>> Begin

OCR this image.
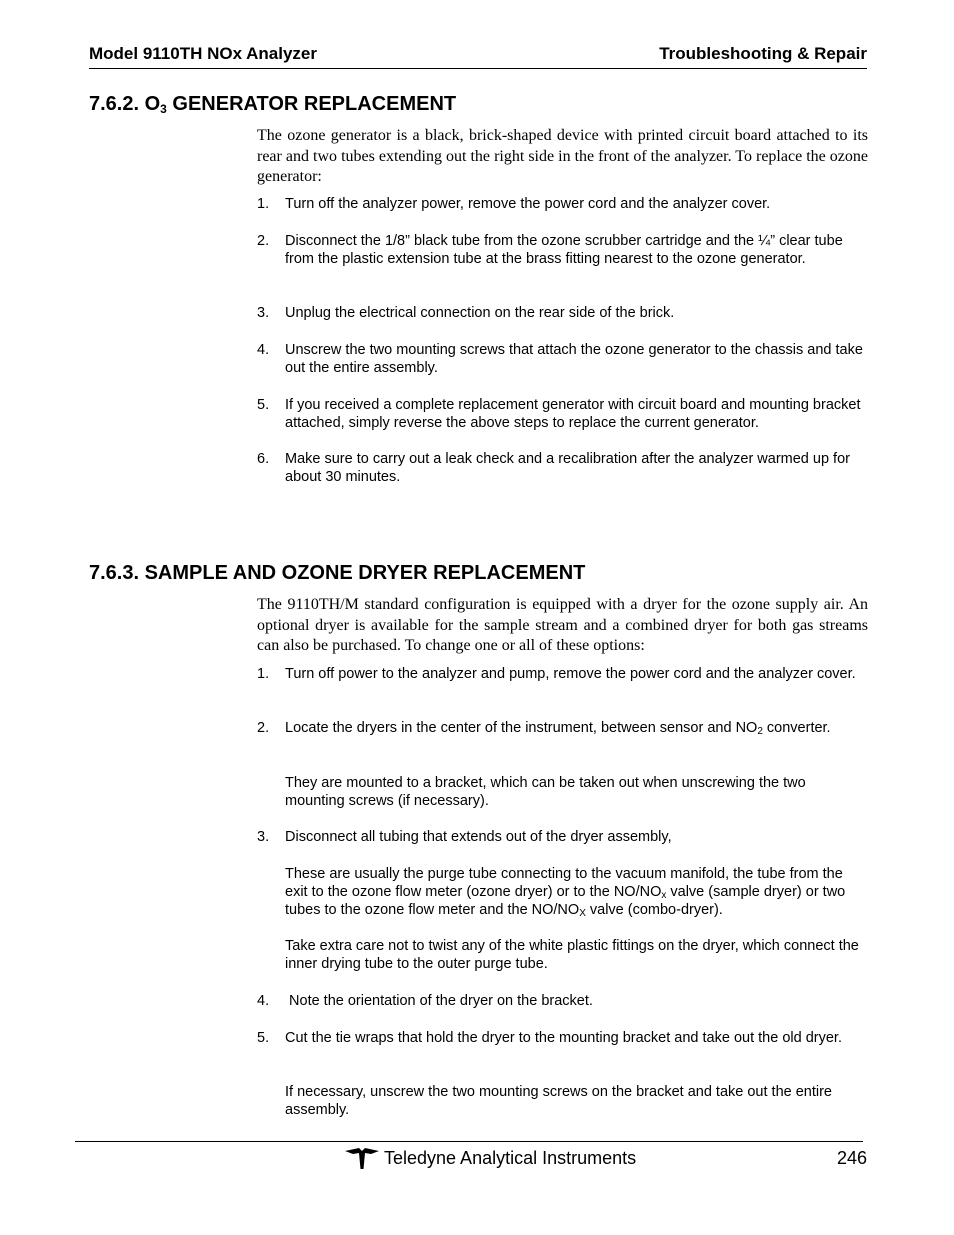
Model 9110TH NOx Analyzer	Troubleshooting & Repair
7.6.2. $O_3$ GENERATOR REPLACEMENT

The ozone generator is a black, brick-shaped device with printed circuit board attached to its rear and two tubes extending out the right side in the front of the analyzer. To replace the ozone generator:

1. Turn off the analyzer power, remove the power cord and the analyzer cover.
2. Disconnect the 1/8” black tube from the ozone scrubber cartridge and the ¼” clear tube from the plastic extension tube at the brass fitting nearest to the ozone generator.
3. Unplug the electrical connection on the rear side of the brick.
4. Unscrew the two mounting screws that attach the ozone generator to the chassis and take out the entire assembly.
5. If you received a complete replacement generator with circuit board and mounting bracket attached, simply reverse the above steps to replace the current generator.
6. Make sure to carry out a leak check and a recalibration after the analyzer warmed up for about 30 minutes.
7.6.3. SAMPLE AND OZONE DRYER REPLACEMENT

The 9110TH/M standard configuration is equipped with a dryer for the ozone supply air. An optional dryer is available for the sample stream and a combined dryer for both gas streams can also be purchased. To change one or all of these options:

1. Turn off power to the analyzer and pump, remove the power cord and the analyzer cover.
2. Locate the dryers in the center of the instrument, between sensor and $NO_2$ converter.

They are mounted to a bracket, which can be taken out when unscrewing the two mounting screws (if necessary).

3. Disconnect all tubing that extends out of the dryer assembly,

These are usually the purge tube connecting to the vacuum manifold, the tube from the exit to the ozone flow meter (ozone dryer) or to the $NO/NO_x$ valve (sample dryer) or two tubes to the ozone flow meter and the $NO/NO_X$ valve (combo-dryer).

Take extra care not to twist any of the white plastic fittings on the dryer, which connect the inner drying tube to the outer purge tube.

4. Note the orientation of the dryer on the bracket.
5. Cut the tie wraps that hold the dryer to the mounting bracket and take out the old dryer.

If necessary, unscrew the two mounting screws on the bracket and take out the entire assembly.

Teledyne Analytical Instruments	246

>> End

*Given request*. From the listing above, copy out each line where the word "brick" appears.

*Result for this exercise*.
The ozone generator is a black, brick-shaped device with printed circuit board attached to its rear and two tubes extending out the right side in the front of the analyzer. To replace the ozone generator:
3. Unplug the electrical connection on the rear side of the brick.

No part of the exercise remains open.